[Dataset entries]
◇ ◇ ◇

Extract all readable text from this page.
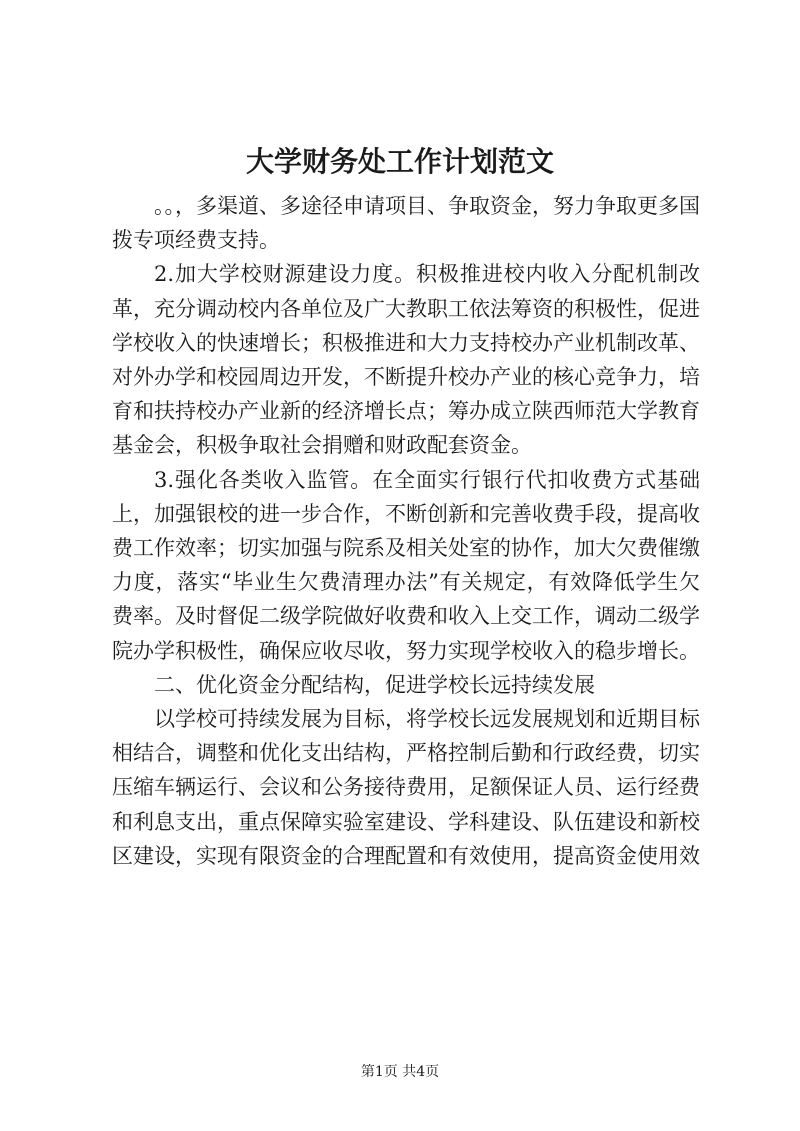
大学财务处工作计划范文

。。，多渠道、多途径申请项目、争取资金，努力争取更多国拨专项经费支持。

2.加大学校财源建设力度。积极推进校内收入分配机制改革，充分调动校内各单位及广大教职工依法筹资的积极性，促进学校收入的快速增长；积极推进和大力支持校办产业机制改革、对外办学和校园周边开发，不断提升校办产业的核心竞争力，培育和扶持校办产业新的经济增长点；筹办成立陕西师范大学教育基金会，积极争取社会捐赠和财政配套资金。

3.强化各类收入监管。在全面实行银行代扣收费方式基础上，加强银校的进一步合作，不断创新和完善收费手段，提高收费工作效率；切实加强与院系及相关处室的协作，加大欠费催缴力度，落实“毕业生欠费清理办法”有关规定，有效降低学生欠费率。及时督促二级学院做好收费和收入上交工作，调动二级学院办学积极性，确保应收尽收，努力实现学校收入的稳步增长。

二、优化资金分配结构，促进学校长远持续发展

以学校可持续发展为目标，将学校长远发展规划和近期目标相结合，调整和优化支出结构，严格控制后勤和行政经费，切实压缩车辆运行、会议和公务接待费用，足额保证人员、运行经费和利息支出，重点保障实验室建设、学科建设、队伍建设和新校区建设，实现有限资金的合理配置和有效使用，提高资金使用效

第1页 共4页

◇ ◇ ◇

REQUIREMENTS: Copy every record above exactly, leaving out any pictures.

THE RESULT:
Extract all readable text from this page.
大学财务处工作计划范文

。。，多渠道、多途径申请项目、争取资金，努力争取更多国拨专项经费支持。

2.加大学校财源建设力度。积极推进校内收入分配机制改革，充分调动校内各单位及广大教职工依法筹资的积极性，促进学校收入的快速增长；积极推进和大力支持校办产业机制改革、对外办学和校园周边开发，不断提升校办产业的核心竞争力，培育和扶持校办产业新的经济增长点；筹办成立陕西师范大学教育基金会，积极争取社会捐赠和财政配套资金。

3.强化各类收入监管。在全面实行银行代扣收费方式基础上，加强银校的进一步合作，不断创新和完善收费手段，提高收费工作效率；切实加强与院系及相关处室的协作，加大欠费催缴力度，落实“毕业生欠费清理办法”有关规定，有效降低学生欠费率。及时督促二级学院做好收费和收入上交工作，调动二级学院办学积极性，确保应收尽收，努力实现学校收入的稳步增长。

二、优化资金分配结构，促进学校长远持续发展

以学校可持续发展为目标，将学校长远发展规划和近期目标相结合，调整和优化支出结构，严格控制后勤和行政经费，切实压缩车辆运行、会议和公务接待费用，足额保证人员、运行经费和利息支出，重点保障实验室建设、学科建设、队伍建设和新校区建设，实现有限资金的合理配置和有效使用，提高资金使用效

第1页 共4页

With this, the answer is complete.